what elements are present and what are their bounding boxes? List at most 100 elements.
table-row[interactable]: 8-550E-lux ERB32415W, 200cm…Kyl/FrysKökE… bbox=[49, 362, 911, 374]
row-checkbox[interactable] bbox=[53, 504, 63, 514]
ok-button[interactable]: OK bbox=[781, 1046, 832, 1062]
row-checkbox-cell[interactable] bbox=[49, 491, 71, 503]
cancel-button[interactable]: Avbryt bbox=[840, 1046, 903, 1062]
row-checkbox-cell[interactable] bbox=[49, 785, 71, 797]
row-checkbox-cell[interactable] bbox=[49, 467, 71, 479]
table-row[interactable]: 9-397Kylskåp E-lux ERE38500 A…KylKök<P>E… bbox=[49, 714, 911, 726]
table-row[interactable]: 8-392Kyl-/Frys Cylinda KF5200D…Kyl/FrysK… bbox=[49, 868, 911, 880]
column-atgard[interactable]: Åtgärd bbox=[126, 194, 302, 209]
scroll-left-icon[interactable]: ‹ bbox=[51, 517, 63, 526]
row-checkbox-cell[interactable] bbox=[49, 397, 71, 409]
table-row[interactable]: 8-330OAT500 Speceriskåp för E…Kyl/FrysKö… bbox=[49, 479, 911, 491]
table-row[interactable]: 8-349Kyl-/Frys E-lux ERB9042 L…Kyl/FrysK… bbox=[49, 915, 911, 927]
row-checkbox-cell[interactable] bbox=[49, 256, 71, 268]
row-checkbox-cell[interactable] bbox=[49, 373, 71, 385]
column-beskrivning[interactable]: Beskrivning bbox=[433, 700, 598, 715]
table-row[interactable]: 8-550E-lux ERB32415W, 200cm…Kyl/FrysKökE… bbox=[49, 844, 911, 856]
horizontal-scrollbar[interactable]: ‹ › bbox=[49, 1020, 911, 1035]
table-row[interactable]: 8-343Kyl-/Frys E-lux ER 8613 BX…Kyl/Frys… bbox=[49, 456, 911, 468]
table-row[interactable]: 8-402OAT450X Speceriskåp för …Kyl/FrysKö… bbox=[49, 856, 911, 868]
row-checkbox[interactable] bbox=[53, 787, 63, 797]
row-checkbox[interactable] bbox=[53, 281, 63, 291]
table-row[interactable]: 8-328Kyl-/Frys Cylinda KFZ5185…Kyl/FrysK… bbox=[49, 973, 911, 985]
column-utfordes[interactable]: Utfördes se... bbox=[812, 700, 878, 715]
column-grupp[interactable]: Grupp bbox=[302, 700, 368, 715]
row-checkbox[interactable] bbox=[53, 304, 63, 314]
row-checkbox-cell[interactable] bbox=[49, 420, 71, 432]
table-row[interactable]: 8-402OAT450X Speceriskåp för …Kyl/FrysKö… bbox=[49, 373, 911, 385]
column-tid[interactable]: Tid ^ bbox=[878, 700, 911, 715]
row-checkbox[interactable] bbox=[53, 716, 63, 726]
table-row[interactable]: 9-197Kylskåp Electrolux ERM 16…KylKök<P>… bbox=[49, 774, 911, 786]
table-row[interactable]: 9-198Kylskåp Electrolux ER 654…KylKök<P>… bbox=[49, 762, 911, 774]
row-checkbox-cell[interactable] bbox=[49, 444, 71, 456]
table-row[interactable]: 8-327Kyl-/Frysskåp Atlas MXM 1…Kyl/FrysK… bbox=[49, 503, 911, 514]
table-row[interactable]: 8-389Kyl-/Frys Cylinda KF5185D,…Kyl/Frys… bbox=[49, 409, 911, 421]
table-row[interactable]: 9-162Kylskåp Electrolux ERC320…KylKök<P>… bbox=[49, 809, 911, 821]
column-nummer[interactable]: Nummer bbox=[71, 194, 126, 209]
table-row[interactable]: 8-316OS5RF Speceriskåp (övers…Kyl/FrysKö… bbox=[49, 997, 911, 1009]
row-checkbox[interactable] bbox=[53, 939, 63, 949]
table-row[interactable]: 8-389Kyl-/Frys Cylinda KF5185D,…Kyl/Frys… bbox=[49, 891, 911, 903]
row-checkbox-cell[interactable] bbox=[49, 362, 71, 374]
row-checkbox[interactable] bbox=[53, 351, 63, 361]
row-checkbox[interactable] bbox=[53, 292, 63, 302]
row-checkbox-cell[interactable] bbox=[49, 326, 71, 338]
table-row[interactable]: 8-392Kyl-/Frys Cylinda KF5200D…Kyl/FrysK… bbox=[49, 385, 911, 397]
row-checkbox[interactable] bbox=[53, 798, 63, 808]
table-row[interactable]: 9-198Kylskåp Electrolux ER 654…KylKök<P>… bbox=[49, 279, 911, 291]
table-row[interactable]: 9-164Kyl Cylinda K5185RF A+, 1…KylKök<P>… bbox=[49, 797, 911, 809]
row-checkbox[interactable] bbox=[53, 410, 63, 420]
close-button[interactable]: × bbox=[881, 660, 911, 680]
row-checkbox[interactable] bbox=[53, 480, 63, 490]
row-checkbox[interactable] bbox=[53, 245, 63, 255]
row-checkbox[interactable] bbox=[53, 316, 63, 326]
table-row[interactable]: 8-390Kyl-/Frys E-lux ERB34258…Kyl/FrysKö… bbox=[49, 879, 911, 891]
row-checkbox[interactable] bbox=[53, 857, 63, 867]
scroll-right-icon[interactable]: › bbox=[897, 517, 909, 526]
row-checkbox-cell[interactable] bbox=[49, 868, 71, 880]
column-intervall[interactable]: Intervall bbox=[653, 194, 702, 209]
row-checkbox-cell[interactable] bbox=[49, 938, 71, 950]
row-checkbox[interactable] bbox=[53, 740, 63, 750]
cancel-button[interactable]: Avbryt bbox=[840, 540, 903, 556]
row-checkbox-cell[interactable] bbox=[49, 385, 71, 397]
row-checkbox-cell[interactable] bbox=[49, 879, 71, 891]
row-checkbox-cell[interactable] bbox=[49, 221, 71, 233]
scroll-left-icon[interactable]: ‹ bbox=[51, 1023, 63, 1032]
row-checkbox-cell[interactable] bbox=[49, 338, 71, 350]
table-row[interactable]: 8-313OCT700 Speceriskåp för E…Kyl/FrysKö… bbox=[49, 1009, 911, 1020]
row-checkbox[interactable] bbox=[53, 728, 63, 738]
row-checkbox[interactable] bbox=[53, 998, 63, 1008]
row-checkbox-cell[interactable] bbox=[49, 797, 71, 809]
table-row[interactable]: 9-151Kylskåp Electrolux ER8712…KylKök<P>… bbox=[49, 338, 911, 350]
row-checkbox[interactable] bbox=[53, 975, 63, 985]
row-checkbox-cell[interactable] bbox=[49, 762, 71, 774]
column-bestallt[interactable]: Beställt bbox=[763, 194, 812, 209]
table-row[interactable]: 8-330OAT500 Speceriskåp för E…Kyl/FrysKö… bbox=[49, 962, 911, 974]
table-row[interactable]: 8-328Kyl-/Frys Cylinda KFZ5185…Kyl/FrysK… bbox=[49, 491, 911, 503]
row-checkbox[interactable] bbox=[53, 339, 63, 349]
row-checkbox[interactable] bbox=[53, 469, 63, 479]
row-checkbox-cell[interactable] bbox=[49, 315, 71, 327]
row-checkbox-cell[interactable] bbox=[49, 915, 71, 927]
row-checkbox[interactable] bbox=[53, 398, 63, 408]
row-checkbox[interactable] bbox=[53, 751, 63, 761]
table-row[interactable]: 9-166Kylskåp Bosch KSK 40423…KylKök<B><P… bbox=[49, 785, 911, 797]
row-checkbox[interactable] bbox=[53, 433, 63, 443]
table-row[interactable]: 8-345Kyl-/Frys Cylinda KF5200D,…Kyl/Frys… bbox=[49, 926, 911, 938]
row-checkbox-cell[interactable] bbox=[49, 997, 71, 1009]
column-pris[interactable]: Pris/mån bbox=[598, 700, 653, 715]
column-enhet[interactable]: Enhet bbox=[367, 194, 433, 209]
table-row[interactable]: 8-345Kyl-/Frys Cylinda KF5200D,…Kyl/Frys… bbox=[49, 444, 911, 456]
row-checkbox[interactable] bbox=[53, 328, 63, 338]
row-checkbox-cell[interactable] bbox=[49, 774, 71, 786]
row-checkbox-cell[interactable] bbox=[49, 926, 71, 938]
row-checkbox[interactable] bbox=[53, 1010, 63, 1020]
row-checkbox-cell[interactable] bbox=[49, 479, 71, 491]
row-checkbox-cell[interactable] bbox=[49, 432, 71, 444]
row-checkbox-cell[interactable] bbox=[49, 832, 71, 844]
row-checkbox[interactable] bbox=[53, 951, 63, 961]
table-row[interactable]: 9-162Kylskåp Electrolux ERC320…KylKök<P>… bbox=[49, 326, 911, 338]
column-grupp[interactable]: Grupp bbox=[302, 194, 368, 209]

---+---

Prompt: Reproduce the records from their first line up to and including the line with "row-checkbox-cell[interactable] bbox=[49, 256, 71, 268]", substituting "Cancel" for "Avbryt" and leaving everything else unchanged.

Complete response:
what elements are present and what are their bounding boxes? List at most 100 elements.
table-row[interactable]: 8-550E-lux ERB32415W, 200cm…Kyl/FrysKökE… bbox=[49, 362, 911, 374]
row-checkbox[interactable] bbox=[53, 504, 63, 514]
ok-button[interactable]: OK bbox=[781, 1046, 832, 1062]
row-checkbox-cell[interactable] bbox=[49, 491, 71, 503]
cancel-button[interactable]: Cancel bbox=[840, 1046, 903, 1062]
row-checkbox-cell[interactable] bbox=[49, 785, 71, 797]
row-checkbox-cell[interactable] bbox=[49, 467, 71, 479]
table-row[interactable]: 9-397Kylskåp E-lux ERE38500 A…KylKök<P>E… bbox=[49, 714, 911, 726]
table-row[interactable]: 8-392Kyl-/Frys Cylinda KF5200D…Kyl/FrysK… bbox=[49, 868, 911, 880]
column-atgard[interactable]: Åtgärd bbox=[126, 194, 302, 209]
scroll-left-icon[interactable]: ‹ bbox=[51, 517, 63, 526]
row-checkbox-cell[interactable] bbox=[49, 397, 71, 409]
table-row[interactable]: 8-330OAT500 Speceriskåp för E…Kyl/FrysKö… bbox=[49, 479, 911, 491]
table-row[interactable]: 8-349Kyl-/Frys E-lux ERB9042 L…Kyl/FrysK… bbox=[49, 915, 911, 927]
row-checkbox-cell[interactable] bbox=[49, 256, 71, 268]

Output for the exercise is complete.